● **Task to carry out**: Look for "shape" in each line of the entries, and return the matching lines.

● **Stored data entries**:
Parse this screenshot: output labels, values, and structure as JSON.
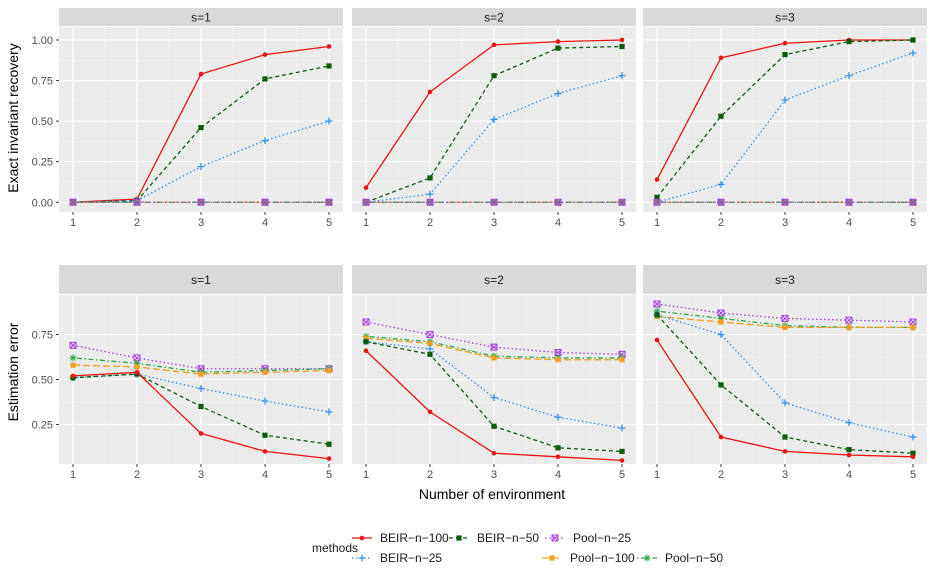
{
  "chart_data": {
    "type": "line",
    "xlabel": "Number of environment",
    "x": [
      1,
      2,
      3,
      4,
      5
    ],
    "facet_labels": [
      "s=1",
      "s=2",
      "s=3"
    ],
    "legend": {
      "title": "methods",
      "placement": "bottom",
      "entries": [
        "BEIR−n−100",
        "BEIR−n−25",
        "BEIR−n−50",
        "Pool−n−100",
        "Pool−n−25",
        "Pool−n−50"
      ]
    },
    "styles": {
      "BEIR−n−100": {
        "color": "#ee1111",
        "dash": "solid",
        "shape": "dot"
      },
      "BEIR−n−25": {
        "color": "#2f8ff0",
        "dash": "dotted",
        "shape": "plus"
      },
      "BEIR−n−50": {
        "color": "#0b5b0b",
        "dash": "dashed",
        "shape": "square"
      },
      "Pool−n−100": {
        "color": "#f0a020",
        "dash": "longdash",
        "shape": "square"
      },
      "Pool−n−25": {
        "color": "#a23fe0",
        "dash": "dotted",
        "shape": "boxx"
      },
      "Pool−n−50": {
        "color": "#2aa84a",
        "dash": "dotdash",
        "shape": "star"
      }
    },
    "rows": [
      {
        "ylabel": "Exact invariant recovery",
        "ylim": [
          -0.06,
          1.08
        ],
        "yticks": [
          0.0,
          0.25,
          0.5,
          0.75,
          1.0
        ],
        "ytick_labels": [
          "0.00",
          "0.25",
          "0.50",
          "0.75",
          "1.00"
        ],
        "facets": [
          {
            "series": [
              {
                "name": "BEIR−n−100",
                "values": [
                  0.0,
                  0.02,
                  0.79,
                  0.91,
                  0.96
                ]
              },
              {
                "name": "BEIR−n−50",
                "values": [
                  0.0,
                  0.01,
                  0.46,
                  0.76,
                  0.84
                ]
              },
              {
                "name": "BEIR−n−25",
                "values": [
                  0.0,
                  0.01,
                  0.22,
                  0.38,
                  0.5
                ]
              },
              {
                "name": "Pool−n−100",
                "values": [
                  0.0,
                  0.0,
                  0.0,
                  0.0,
                  0.0
                ]
              },
              {
                "name": "Pool−n−50",
                "values": [
                  0.0,
                  0.0,
                  0.0,
                  0.0,
                  0.0
                ]
              },
              {
                "name": "Pool−n−25",
                "values": [
                  0.0,
                  0.0,
                  0.0,
                  0.0,
                  0.0
                ]
              }
            ]
          },
          {
            "series": [
              {
                "name": "BEIR−n−100",
                "values": [
                  0.09,
                  0.68,
                  0.97,
                  0.99,
                  1.0
                ]
              },
              {
                "name": "BEIR−n−50",
                "values": [
                  0.0,
                  0.15,
                  0.78,
                  0.95,
                  0.96
                ]
              },
              {
                "name": "BEIR−n−25",
                "values": [
                  0.0,
                  0.05,
                  0.51,
                  0.67,
                  0.78
                ]
              },
              {
                "name": "Pool−n−100",
                "values": [
                  0.0,
                  0.0,
                  0.0,
                  0.0,
                  0.0
                ]
              },
              {
                "name": "Pool−n−50",
                "values": [
                  0.0,
                  0.0,
                  0.0,
                  0.0,
                  0.0
                ]
              },
              {
                "name": "Pool−n−25",
                "values": [
                  0.0,
                  0.0,
                  0.0,
                  0.0,
                  0.0
                ]
              }
            ]
          },
          {
            "series": [
              {
                "name": "BEIR−n−100",
                "values": [
                  0.14,
                  0.89,
                  0.98,
                  1.0,
                  1.0
                ]
              },
              {
                "name": "BEIR−n−50",
                "values": [
                  0.03,
                  0.53,
                  0.91,
                  0.99,
                  1.0
                ]
              },
              {
                "name": "BEIR−n−25",
                "values": [
                  0.0,
                  0.11,
                  0.63,
                  0.78,
                  0.92
                ]
              },
              {
                "name": "Pool−n−100",
                "values": [
                  0.0,
                  0.0,
                  0.0,
                  0.0,
                  0.0
                ]
              },
              {
                "name": "Pool−n−50",
                "values": [
                  0.0,
                  0.0,
                  0.0,
                  0.0,
                  0.0
                ]
              },
              {
                "name": "Pool−n−25",
                "values": [
                  0.0,
                  0.0,
                  0.0,
                  0.0,
                  0.0
                ]
              }
            ]
          }
        ]
      },
      {
        "ylabel": "Estimation error",
        "ylim": [
          0.03,
          0.97
        ],
        "yticks": [
          0.25,
          0.5,
          0.75
        ],
        "ytick_labels": [
          "0.25",
          "0.50",
          "0.75"
        ],
        "facets": [
          {
            "series": [
              {
                "name": "Pool−n−25",
                "values": [
                  0.69,
                  0.62,
                  0.56,
                  0.56,
                  0.56
                ]
              },
              {
                "name": "Pool−n−50",
                "values": [
                  0.62,
                  0.59,
                  0.54,
                  0.55,
                  0.56
                ]
              },
              {
                "name": "Pool−n−100",
                "values": [
                  0.58,
                  0.57,
                  0.53,
                  0.54,
                  0.55
                ]
              },
              {
                "name": "BEIR−n−25",
                "values": [
                  0.51,
                  0.53,
                  0.45,
                  0.38,
                  0.32
                ]
              },
              {
                "name": "BEIR−n−50",
                "values": [
                  0.51,
                  0.53,
                  0.35,
                  0.19,
                  0.14
                ]
              },
              {
                "name": "BEIR−n−100",
                "values": [
                  0.52,
                  0.54,
                  0.2,
                  0.1,
                  0.06
                ]
              }
            ]
          },
          {
            "series": [
              {
                "name": "Pool−n−25",
                "values": [
                  0.82,
                  0.75,
                  0.68,
                  0.65,
                  0.64
                ]
              },
              {
                "name": "Pool−n−50",
                "values": [
                  0.74,
                  0.71,
                  0.63,
                  0.62,
                  0.62
                ]
              },
              {
                "name": "Pool−n−100",
                "values": [
                  0.73,
                  0.7,
                  0.62,
                  0.61,
                  0.61
                ]
              },
              {
                "name": "BEIR−n−25",
                "values": [
                  0.71,
                  0.67,
                  0.4,
                  0.29,
                  0.23
                ]
              },
              {
                "name": "BEIR−n−50",
                "values": [
                  0.71,
                  0.64,
                  0.24,
                  0.12,
                  0.1
                ]
              },
              {
                "name": "BEIR−n−100",
                "values": [
                  0.66,
                  0.32,
                  0.09,
                  0.07,
                  0.05
                ]
              }
            ]
          },
          {
            "series": [
              {
                "name": "Pool−n−25",
                "values": [
                  0.92,
                  0.87,
                  0.84,
                  0.83,
                  0.82
                ]
              },
              {
                "name": "Pool−n−50",
                "values": [
                  0.88,
                  0.84,
                  0.8,
                  0.79,
                  0.79
                ]
              },
              {
                "name": "Pool−n−100",
                "values": [
                  0.85,
                  0.82,
                  0.79,
                  0.79,
                  0.79
                ]
              },
              {
                "name": "BEIR−n−25",
                "values": [
                  0.86,
                  0.75,
                  0.37,
                  0.26,
                  0.18
                ]
              },
              {
                "name": "BEIR−n−50",
                "values": [
                  0.86,
                  0.47,
                  0.18,
                  0.11,
                  0.09
                ]
              },
              {
                "name": "BEIR−n−100",
                "values": [
                  0.72,
                  0.18,
                  0.1,
                  0.08,
                  0.07
                ]
              }
            ]
          }
        ]
      }
    ]
  }
}
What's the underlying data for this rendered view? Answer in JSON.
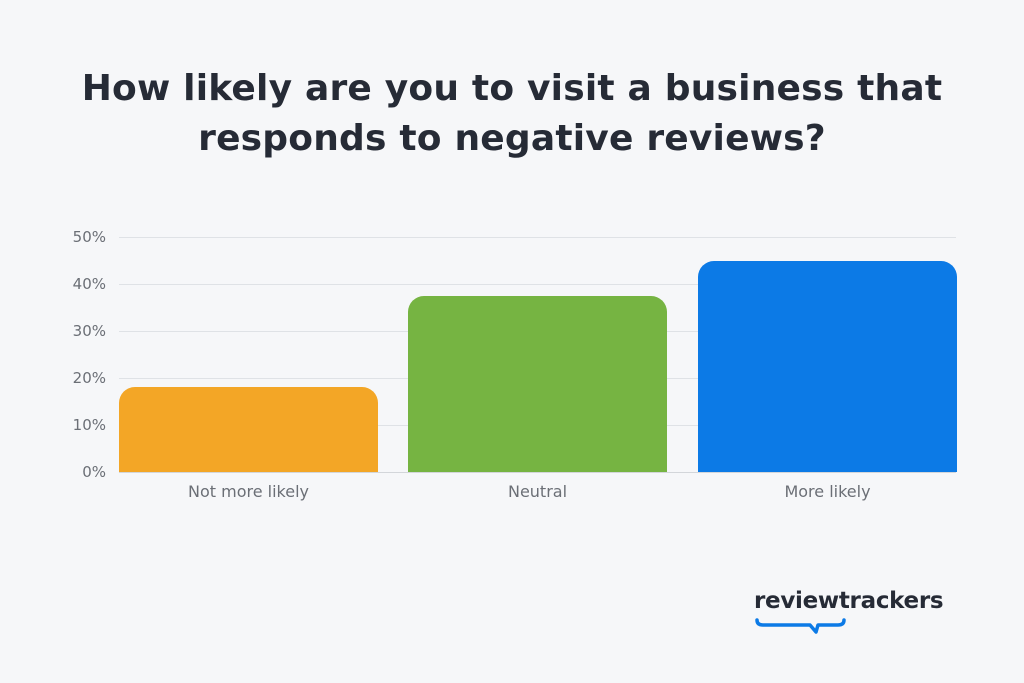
{
  "title": {
    "line1": "How likely are you to visit a business that",
    "line2": "responds to negative reviews?"
  },
  "chart_data": {
    "type": "bar",
    "title": "How likely are you to visit a business that responds to negative reviews?",
    "categories": [
      "Not more likely",
      "Neutral",
      "More likely"
    ],
    "values": [
      18,
      37.5,
      45
    ],
    "colors": [
      "#f3a626",
      "#76b442",
      "#0c7ae6"
    ],
    "xlabel": "",
    "ylabel": "",
    "ylim": [
      0,
      50
    ],
    "yticks": [
      "0%",
      "10%",
      "20%",
      "30%",
      "40%",
      "50%"
    ],
    "grid": true,
    "legend": "none"
  },
  "axis": {
    "y0": "0%",
    "y10": "10%",
    "y20": "20%",
    "y30": "30%",
    "y40": "40%",
    "y50": "50%"
  },
  "logo": {
    "text": "reviewtrackers",
    "accent_color": "#0c7ae6"
  }
}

● **Expected answer**:
        "shape": "dot"
        "shape": "plus"
        "shape": "square"
        "shape": "square"
        "shape": "boxx"
        "shape": "star"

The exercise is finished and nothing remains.